• _YOUR GOAL_
Set down each entry from the block beneath, exactly as written.
##### ITEMS #####
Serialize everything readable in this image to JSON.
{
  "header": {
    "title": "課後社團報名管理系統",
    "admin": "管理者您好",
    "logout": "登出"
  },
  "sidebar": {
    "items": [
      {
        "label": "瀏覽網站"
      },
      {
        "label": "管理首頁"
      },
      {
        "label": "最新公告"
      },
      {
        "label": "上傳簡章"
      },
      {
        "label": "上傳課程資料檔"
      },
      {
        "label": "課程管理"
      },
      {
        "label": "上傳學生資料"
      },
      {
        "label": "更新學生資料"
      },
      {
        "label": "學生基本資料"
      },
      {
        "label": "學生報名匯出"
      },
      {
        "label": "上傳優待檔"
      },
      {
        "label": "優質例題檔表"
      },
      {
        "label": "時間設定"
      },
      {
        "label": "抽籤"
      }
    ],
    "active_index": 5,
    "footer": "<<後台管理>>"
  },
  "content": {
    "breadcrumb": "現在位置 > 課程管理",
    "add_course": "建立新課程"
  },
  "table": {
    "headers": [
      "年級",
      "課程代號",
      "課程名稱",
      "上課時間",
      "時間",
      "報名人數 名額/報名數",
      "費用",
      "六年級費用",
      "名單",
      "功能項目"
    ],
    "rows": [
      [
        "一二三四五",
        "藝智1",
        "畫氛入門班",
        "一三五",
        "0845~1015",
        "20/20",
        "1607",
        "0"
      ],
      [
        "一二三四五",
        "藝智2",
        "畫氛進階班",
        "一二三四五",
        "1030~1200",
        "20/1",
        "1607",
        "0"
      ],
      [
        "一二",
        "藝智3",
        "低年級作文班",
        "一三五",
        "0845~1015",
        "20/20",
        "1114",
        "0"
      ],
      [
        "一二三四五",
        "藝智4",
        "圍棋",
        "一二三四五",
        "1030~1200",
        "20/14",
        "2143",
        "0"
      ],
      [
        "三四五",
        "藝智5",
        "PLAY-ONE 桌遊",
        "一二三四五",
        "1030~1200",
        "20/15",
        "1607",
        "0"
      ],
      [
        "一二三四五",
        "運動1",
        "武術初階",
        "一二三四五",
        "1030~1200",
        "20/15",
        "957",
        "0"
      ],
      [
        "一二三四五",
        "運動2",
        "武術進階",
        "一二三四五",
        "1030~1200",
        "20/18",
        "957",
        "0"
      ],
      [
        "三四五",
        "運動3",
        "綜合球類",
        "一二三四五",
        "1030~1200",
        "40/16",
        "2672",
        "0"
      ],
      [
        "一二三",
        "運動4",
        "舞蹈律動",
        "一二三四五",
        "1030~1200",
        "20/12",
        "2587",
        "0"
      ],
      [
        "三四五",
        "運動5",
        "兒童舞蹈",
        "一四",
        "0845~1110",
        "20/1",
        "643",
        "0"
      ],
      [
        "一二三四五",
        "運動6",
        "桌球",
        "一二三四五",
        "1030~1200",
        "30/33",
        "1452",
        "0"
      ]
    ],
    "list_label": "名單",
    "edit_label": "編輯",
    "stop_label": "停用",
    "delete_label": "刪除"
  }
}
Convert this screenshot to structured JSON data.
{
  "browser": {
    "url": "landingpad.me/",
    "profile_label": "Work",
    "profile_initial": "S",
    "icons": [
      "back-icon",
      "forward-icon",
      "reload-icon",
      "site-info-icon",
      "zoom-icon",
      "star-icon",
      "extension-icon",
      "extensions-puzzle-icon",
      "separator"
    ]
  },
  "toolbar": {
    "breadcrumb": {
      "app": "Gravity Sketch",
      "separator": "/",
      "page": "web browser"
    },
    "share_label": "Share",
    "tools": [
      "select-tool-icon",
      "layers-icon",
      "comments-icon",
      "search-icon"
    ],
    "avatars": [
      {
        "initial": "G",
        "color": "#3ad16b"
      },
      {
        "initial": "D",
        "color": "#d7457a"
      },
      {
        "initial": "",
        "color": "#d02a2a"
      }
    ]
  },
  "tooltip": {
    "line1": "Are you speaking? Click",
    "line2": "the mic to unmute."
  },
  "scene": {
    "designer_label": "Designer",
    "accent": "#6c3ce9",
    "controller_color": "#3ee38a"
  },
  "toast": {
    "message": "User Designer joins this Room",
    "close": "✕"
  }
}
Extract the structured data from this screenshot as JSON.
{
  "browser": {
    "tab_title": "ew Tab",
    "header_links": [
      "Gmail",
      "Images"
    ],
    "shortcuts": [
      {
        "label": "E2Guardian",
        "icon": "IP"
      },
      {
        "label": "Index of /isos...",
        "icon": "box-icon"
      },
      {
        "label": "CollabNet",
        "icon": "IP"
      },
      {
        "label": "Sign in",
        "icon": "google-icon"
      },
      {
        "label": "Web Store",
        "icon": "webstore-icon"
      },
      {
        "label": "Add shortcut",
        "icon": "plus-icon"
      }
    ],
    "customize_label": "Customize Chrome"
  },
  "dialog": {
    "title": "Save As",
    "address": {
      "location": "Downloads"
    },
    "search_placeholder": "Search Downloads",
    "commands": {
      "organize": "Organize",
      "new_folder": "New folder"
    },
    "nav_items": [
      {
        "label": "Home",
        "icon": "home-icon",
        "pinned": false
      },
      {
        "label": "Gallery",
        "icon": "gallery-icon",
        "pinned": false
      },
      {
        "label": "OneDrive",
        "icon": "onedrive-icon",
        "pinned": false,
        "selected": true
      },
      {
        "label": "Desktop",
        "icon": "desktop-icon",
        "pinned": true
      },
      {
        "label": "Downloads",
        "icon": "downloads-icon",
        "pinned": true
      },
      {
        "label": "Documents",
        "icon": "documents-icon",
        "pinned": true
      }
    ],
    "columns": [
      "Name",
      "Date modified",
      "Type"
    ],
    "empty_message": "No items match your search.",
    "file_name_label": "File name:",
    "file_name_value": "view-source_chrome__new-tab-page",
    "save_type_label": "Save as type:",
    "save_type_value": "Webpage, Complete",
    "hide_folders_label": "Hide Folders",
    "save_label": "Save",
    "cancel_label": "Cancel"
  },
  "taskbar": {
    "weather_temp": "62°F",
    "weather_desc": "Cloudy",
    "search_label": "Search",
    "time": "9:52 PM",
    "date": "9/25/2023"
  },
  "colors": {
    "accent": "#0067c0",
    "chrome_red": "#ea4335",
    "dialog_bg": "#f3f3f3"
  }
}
#####
• _WORKED SOLUTION_
Serialize everything readable in this image to JSON.
{
  "header": {
    "title": "課後社團報名管理系統",
    "admin": "管理者您好",
    "logout": "登出"
  },
  "sidebar": {
    "items": [
      {
        "label": "瀏覽網站"
      },
      {
        "label": "管理首頁"
      },
      {
        "label": "最新公告"
      },
      {
        "label": "上傳簡章"
      },
      {
        "label": "上傳課程資料檔"
      },
      {
        "label": "課程管理"
      },
      {
        "label": "上傳學生資料"
      },
      {
        "label": "更新學生資料"
      },
      {
        "label": "學生基本資料"
      },
      {
        "label": "學生報名匯出"
      },
      {
        "label": "上傳優待檔"
      },
      {
        "label": "優質例題檔表"
      },
      {
        "label": "時間設定"
      },
      {
        "label": "抽籤"
      }
    ],
    "active_index": 5,
    "footer": "<<後台管理>>"
  },
  "content": {
    "breadcrumb": "現在位置 > 課程管理",
    "add_course": "建立新課程"
  },
  "table": {
    "headers": [
      "年級",
      "課程代號",
      "課程名稱",
      "上課時間",
      "時間",
      "報名人數 名額/報名數",
      "費用",
      "六年級費用",
      "名單",
      "功能項目"
    ],
    "rows": [
      [
        "一二三四五",
        "藝智1",
        "畫氛入門班",
        "一三五",
        "0845~1015",
        "20/20",
        "1607",
        "0"
      ],
      [
        "一二三四五",
        "藝智2",
        "畫氛進階班",
        "一二三四五",
        "1030~1200",
        "20/1",
        "1607",
        "0"
      ],
      [
        "一二",
        "藝智3",
        "低年級作文班",
        "一三五",
        "0845~1015",
        "20/20",
        "1114",
        "0"
      ],
      [
        "一二三四五",
        "藝智4",
        "圍棋",
        "一二三四五",
        "1030~1200",
        "20/14",
        "2143",
        "0"
      ],
      [
        "三四五",
        "藝智5",
        "PLAY-ONE 桌遊",
        "一二三四五",
        "1030~1200",
        "20/15",
        "1607",
        "0"
      ],
      [
        "一二三四五",
        "運動1",
        "武術初階",
        "一二三四五",
        "1030~1200",
        "20/15",
        "957",
        "0"
      ],
      [
        "一二三四五",
        "運動2",
        "武術進階",
        "一二三四五",
        "1030~1200",
        "20/18",
        "957",
        "0"
      ],
      [
        "三四五",
        "運動3",
        "綜合球類",
        "一二三四五",
        "1030~1200",
        "40/16",
        "2672",
        "0"
      ],
      [
        "一二三",
        "運動4",
        "舞蹈律動",
        "一二三四五",
        "1030~1200",
        "20/12",
        "2587",
        "0"
      ],
      [
        "三四五",
        "運動5",
        "兒童舞蹈",
        "一四",
        "0845~1110",
        "20/1",
        "643",
        "0"
      ],
      [
        "一二三四五",
        "運動6",
        "桌球",
        "一二三四五",
        "1030~1200",
        "30/33",
        "1452",
        "0"
      ]
    ],
    "list_label": "名單",
    "edit_label": "編輯",
    "stop_label": "停用",
    "delete_label": "刪除"
  }
}
Convert this screenshot to structured JSON data.
{
  "browser": {
    "url": "landingpad.me/",
    "profile_label": "Work",
    "profile_initial": "S",
    "icons": [
      "back-icon",
      "forward-icon",
      "reload-icon",
      "site-info-icon",
      "zoom-icon",
      "star-icon",
      "extension-icon",
      "extensions-puzzle-icon",
      "separator"
    ]
  },
  "toolbar": {
    "breadcrumb": {
      "app": "Gravity Sketch",
      "separator": "/",
      "page": "web browser"
    },
    "share_label": "Share",
    "tools": [
      "select-tool-icon",
      "layers-icon",
      "comments-icon",
      "search-icon"
    ],
    "avatars": [
      {
        "initial": "G",
        "color": "#3ad16b"
      },
      {
        "initial": "D",
        "color": "#d7457a"
      },
      {
        "initial": "",
        "color": "#d02a2a"
      }
    ]
  },
  "tooltip": {
    "line1": "Are you speaking? Click",
    "line2": "the mic to unmute."
  },
  "scene": {
    "designer_label": "Designer",
    "accent": "#6c3ce9",
    "controller_color": "#3ee38a"
  },
  "toast": {
    "message": "User Designer joins this Room",
    "close": "✕"
  }
}
Extract the structured data from this screenshot as JSON.
{
  "browser": {
    "tab_title": "ew Tab",
    "header_links": [
      "Gmail",
      "Images"
    ],
    "shortcuts": [
      {
        "label": "E2Guardian",
        "icon": "IP"
      },
      {
        "label": "Index of /isos...",
        "icon": "box-icon"
      },
      {
        "label": "CollabNet",
        "icon": "IP"
      },
      {
        "label": "Sign in",
        "icon": "google-icon"
      },
      {
        "label": "Web Store",
        "icon": "webstore-icon"
      },
      {
        "label": "Add shortcut",
        "icon": "plus-icon"
      }
    ],
    "customize_label": "Customize Chrome"
  },
  "dialog": {
    "title": "Save As",
    "address": {
      "location": "Downloads"
    },
    "search_placeholder": "Search Downloads",
    "commands": {
      "organize": "Organize",
      "new_folder": "New folder"
    },
    "nav_items": [
      {
        "label": "Home",
        "icon": "home-icon",
        "pinned": false
      },
      {
        "label": "Gallery",
        "icon": "gallery-icon",
        "pinned": false
      },
      {
        "label": "OneDrive",
        "icon": "onedrive-icon",
        "pinned": false,
        "selected": true
      },
      {
        "label": "Desktop",
        "icon": "desktop-icon",
        "pinned": true
      },
      {
        "label": "Downloads",
        "icon": "downloads-icon",
        "pinned": true
      },
      {
        "label": "Documents",
        "icon": "documents-icon",
        "pinned": true
      }
    ],
    "columns": [
      "Name",
      "Date modified",
      "Type"
    ],
    "empty_message": "No items match your search.",
    "file_name_label": "File name:",
    "file_name_value": "view-source_chrome__new-tab-page",
    "save_type_label": "Save as type:",
    "save_type_value": "Webpage, Complete",
    "hide_folders_label": "Hide Folders",
    "save_label": "Save",
    "cancel_label": "Cancel"
  },
  "taskbar": {
    "weather_temp": "62°F",
    "weather_desc": "Cloudy",
    "search_label": "Search",
    "time": "9:52 PM",
    "date": "9/25/2023"
  },
  "colors": {
    "accent": "#0067c0",
    "chrome_red": "#ea4335",
    "dialog_bg": "#f3f3f3"
  }
}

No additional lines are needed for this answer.